◆ **Task goal**:
Output all entries verbatim. Skip pictures.

---- Working data

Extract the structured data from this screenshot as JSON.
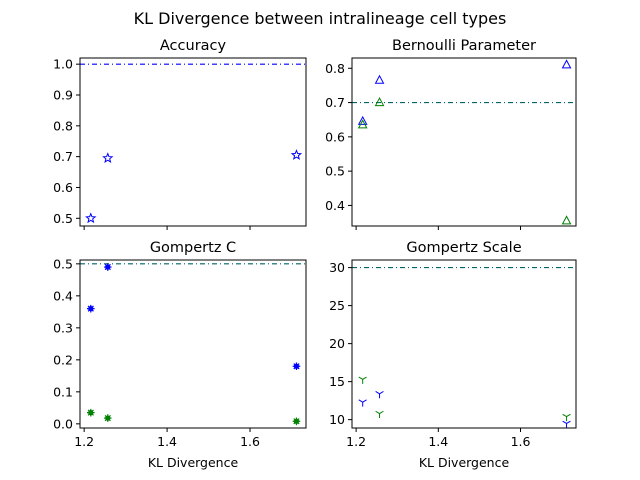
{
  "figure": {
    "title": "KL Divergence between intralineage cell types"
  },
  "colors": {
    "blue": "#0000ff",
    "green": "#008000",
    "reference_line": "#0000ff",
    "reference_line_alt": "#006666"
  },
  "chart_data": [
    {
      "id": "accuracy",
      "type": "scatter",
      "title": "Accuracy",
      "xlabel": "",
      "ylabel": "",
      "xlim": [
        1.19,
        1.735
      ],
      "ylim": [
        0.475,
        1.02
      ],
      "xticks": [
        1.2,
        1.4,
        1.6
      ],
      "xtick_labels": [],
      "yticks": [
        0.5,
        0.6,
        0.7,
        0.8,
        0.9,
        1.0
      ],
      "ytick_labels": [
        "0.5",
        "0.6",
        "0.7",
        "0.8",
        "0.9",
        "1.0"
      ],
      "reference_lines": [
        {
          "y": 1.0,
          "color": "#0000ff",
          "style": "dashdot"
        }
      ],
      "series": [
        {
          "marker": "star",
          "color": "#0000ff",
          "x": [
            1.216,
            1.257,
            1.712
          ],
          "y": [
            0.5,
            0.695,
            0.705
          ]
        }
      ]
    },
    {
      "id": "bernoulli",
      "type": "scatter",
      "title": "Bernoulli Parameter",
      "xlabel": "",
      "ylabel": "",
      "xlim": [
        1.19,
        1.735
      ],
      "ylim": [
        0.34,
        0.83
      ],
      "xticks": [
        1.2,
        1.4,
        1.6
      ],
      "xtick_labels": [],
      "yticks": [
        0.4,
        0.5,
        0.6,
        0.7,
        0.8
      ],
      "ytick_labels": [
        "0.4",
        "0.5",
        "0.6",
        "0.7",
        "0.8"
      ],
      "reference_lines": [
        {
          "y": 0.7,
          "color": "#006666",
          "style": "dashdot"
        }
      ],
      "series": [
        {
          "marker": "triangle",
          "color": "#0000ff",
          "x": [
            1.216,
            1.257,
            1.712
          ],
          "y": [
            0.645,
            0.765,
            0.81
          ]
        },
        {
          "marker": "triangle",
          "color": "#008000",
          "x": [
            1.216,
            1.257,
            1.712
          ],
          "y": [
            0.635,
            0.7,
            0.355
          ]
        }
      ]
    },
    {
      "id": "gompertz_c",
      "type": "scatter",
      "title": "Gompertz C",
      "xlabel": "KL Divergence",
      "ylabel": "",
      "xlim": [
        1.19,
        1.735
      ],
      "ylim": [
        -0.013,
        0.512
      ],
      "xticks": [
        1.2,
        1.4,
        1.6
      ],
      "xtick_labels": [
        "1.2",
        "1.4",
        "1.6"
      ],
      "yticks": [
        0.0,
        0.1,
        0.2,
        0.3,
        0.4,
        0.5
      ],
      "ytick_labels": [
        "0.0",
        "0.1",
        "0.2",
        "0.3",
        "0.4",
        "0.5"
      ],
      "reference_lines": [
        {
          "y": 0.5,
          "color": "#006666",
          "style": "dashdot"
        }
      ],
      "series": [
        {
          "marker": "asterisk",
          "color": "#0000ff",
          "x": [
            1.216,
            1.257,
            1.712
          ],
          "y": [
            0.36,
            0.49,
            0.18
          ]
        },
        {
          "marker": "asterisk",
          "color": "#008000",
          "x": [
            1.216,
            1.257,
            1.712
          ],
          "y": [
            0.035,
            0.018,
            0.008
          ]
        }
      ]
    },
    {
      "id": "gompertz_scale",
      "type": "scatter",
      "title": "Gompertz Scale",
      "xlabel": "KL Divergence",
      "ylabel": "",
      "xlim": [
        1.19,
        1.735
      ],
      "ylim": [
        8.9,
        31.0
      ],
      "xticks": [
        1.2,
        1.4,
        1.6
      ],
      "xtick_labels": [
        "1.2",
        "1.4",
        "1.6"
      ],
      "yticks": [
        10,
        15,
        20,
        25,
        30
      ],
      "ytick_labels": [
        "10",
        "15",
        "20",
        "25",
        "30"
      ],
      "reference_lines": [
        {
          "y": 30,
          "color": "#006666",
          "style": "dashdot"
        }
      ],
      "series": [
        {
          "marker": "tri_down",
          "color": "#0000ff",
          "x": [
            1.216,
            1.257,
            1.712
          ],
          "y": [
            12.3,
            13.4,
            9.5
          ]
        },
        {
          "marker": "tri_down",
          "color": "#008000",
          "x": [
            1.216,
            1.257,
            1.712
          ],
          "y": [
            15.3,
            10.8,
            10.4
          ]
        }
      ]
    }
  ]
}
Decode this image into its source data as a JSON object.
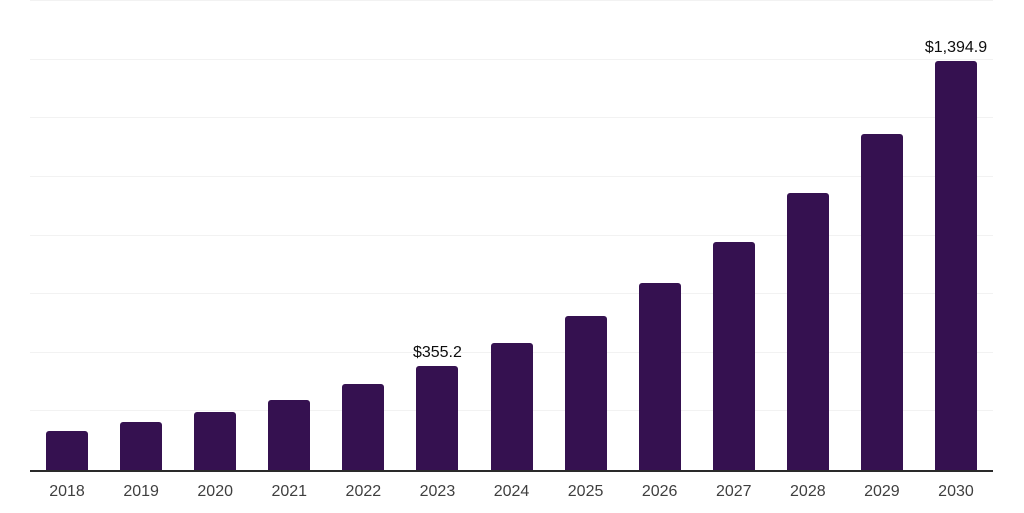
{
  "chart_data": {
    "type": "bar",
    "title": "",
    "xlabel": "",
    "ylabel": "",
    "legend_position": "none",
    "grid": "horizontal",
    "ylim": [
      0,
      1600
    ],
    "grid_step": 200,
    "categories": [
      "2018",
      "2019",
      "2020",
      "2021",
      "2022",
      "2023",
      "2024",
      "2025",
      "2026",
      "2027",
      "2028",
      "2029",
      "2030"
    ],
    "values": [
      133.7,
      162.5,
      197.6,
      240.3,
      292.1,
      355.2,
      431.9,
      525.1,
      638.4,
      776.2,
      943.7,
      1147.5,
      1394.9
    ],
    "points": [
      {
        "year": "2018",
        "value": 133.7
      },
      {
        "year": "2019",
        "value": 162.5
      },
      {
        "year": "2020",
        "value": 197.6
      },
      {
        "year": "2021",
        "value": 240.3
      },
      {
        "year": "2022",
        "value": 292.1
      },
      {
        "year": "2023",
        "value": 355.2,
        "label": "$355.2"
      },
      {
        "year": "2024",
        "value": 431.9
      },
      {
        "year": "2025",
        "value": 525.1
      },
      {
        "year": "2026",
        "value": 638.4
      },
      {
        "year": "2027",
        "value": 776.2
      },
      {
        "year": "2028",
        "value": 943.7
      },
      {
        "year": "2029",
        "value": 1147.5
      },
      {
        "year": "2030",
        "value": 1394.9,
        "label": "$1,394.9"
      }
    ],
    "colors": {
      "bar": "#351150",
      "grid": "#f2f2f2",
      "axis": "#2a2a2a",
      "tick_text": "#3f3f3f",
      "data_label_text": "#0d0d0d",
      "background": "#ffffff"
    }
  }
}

--------

◆ **Completed task**:
Extract the structured data from this screenshot as JSON.
{
  "figure": {
    "title": "KL Divergence between intralineage cell types"
  },
  "colors": {
    "blue": "#0000ff",
    "green": "#008000",
    "reference_line": "#0000ff",
    "reference_line_alt": "#006666"
  },
  "chart_data": [
    {
      "id": "accuracy",
      "type": "scatter",
      "title": "Accuracy",
      "xlabel": "",
      "ylabel": "",
      "xlim": [
        1.19,
        1.735
      ],
      "ylim": [
        0.475,
        1.02
      ],
      "xticks": [
        1.2,
        1.4,
        1.6
      ],
      "xtick_labels": [],
      "yticks": [
        0.5,
        0.6,
        0.7,
        0.8,
        0.9,
        1.0
      ],
      "ytick_labels": [
        "0.5",
        "0.6",
        "0.7",
        "0.8",
        "0.9",
        "1.0"
      ],
      "reference_lines": [
        {
          "y": 1.0,
          "color": "#0000ff",
          "style": "dashdot"
        }
      ],
      "series": [
        {
          "marker": "star",
          "color": "#0000ff",
          "x": [
            1.216,
            1.257,
            1.712
          ],
          "y": [
            0.5,
            0.695,
            0.705
          ]
        }
      ]
    },
    {
      "id": "bernoulli",
      "type": "scatter",
      "title": "Bernoulli Parameter",
      "xlabel": "",
      "ylabel": "",
      "xlim": [
        1.19,
        1.735
      ],
      "ylim": [
        0.34,
        0.83
      ],
      "xticks": [
        1.2,
        1.4,
        1.6
      ],
      "xtick_labels": [],
      "yticks": [
        0.4,
        0.5,
        0.6,
        0.7,
        0.8
      ],
      "ytick_labels": [
        "0.4",
        "0.5",
        "0.6",
        "0.7",
        "0.8"
      ],
      "reference_lines": [
        {
          "y": 0.7,
          "color": "#006666",
          "style": "dashdot"
        }
      ],
      "series": [
        {
          "marker": "triangle",
          "color": "#0000ff",
          "x": [
            1.216,
            1.257,
            1.712
          ],
          "y": [
            0.645,
            0.765,
            0.81
          ]
        },
        {
          "marker": "triangle",
          "color": "#008000",
          "x": [
            1.216,
            1.257,
            1.712
          ],
          "y": [
            0.635,
            0.7,
            0.355
          ]
        }
      ]
    },
    {
      "id": "gompertz_c",
      "type": "scatter",
      "title": "Gompertz C",
      "xlabel": "KL Divergence",
      "ylabel": "",
      "xlim": [
        1.19,
        1.735
      ],
      "ylim": [
        -0.013,
        0.512
      ],
      "xticks": [
        1.2,
        1.4,
        1.6
      ],
      "xtick_labels": [
        "1.2",
        "1.4",
        "1.6"
      ],
      "yticks": [
        0.0,
        0.1,
        0.2,
        0.3,
        0.4,
        0.5
      ],
      "ytick_labels": [
        "0.0",
        "0.1",
        "0.2",
        "0.3",
        "0.4",
        "0.5"
      ],
      "reference_lines": [
        {
          "y": 0.5,
          "color": "#006666",
          "style": "dashdot"
        }
      ],
      "series": [
        {
          "marker": "asterisk",
          "color": "#0000ff",
          "x": [
            1.216,
            1.257,
            1.712
          ],
          "y": [
            0.36,
            0.49,
            0.18
          ]
        },
        {
          "marker": "asterisk",
          "color": "#008000",
          "x": [
            1.216,
            1.257,
            1.712
          ],
          "y": [
            0.035,
            0.018,
            0.008
          ]
        }
      ]
    },
    {
      "id": "gompertz_scale",
      "type": "scatter",
      "title": "Gompertz Scale",
      "xlabel": "KL Divergence",
      "ylabel": "",
      "xlim": [
        1.19,
        1.735
      ],
      "ylim": [
        8.9,
        31.0
      ],
      "xticks": [
        1.2,
        1.4,
        1.6
      ],
      "xtick_labels": [
        "1.2",
        "1.4",
        "1.6"
      ],
      "yticks": [
        10,
        15,
        20,
        25,
        30
      ],
      "ytick_labels": [
        "10",
        "15",
        "20",
        "25",
        "30"
      ],
      "reference_lines": [
        {
          "y": 30,
          "color": "#006666",
          "style": "dashdot"
        }
      ],
      "series": [
        {
          "marker": "tri_down",
          "color": "#0000ff",
          "x": [
            1.216,
            1.257,
            1.712
          ],
          "y": [
            12.3,
            13.4,
            9.5
          ]
        },
        {
          "marker": "tri_down",
          "color": "#008000",
          "x": [
            1.216,
            1.257,
            1.712
          ],
          "y": [
            15.3,
            10.8,
            10.4
          ]
        }
      ]
    }
  ]
}
Decode this image into its source data as a JSON object.
{
  "chart_data": {
    "type": "bar",
    "title": "",
    "xlabel": "",
    "ylabel": "",
    "legend_position": "none",
    "grid": "horizontal",
    "ylim": [
      0,
      1600
    ],
    "grid_step": 200,
    "categories": [
      "2018",
      "2019",
      "2020",
      "2021",
      "2022",
      "2023",
      "2024",
      "2025",
      "2026",
      "2027",
      "2028",
      "2029",
      "2030"
    ],
    "values": [
      133.7,
      162.5,
      197.6,
      240.3,
      292.1,
      355.2,
      431.9,
      525.1,
      638.4,
      776.2,
      943.7,
      1147.5,
      1394.9
    ],
    "points": [
      {
        "year": "2018",
        "value": 133.7
      },
      {
        "year": "2019",
        "value": 162.5
      },
      {
        "year": "2020",
        "value": 197.6
      },
      {
        "year": "2021",
        "value": 240.3
      },
      {
        "year": "2022",
        "value": 292.1
      },
      {
        "year": "2023",
        "value": 355.2,
        "label": "$355.2"
      },
      {
        "year": "2024",
        "value": 431.9
      },
      {
        "year": "2025",
        "value": 525.1
      },
      {
        "year": "2026",
        "value": 638.4
      },
      {
        "year": "2027",
        "value": 776.2
      },
      {
        "year": "2028",
        "value": 943.7
      },
      {
        "year": "2029",
        "value": 1147.5
      },
      {
        "year": "2030",
        "value": 1394.9,
        "label": "$1,394.9"
      }
    ],
    "colors": {
      "bar": "#351150",
      "grid": "#f2f2f2",
      "axis": "#2a2a2a",
      "tick_text": "#3f3f3f",
      "data_label_text": "#0d0d0d",
      "background": "#ffffff"
    }
  }
}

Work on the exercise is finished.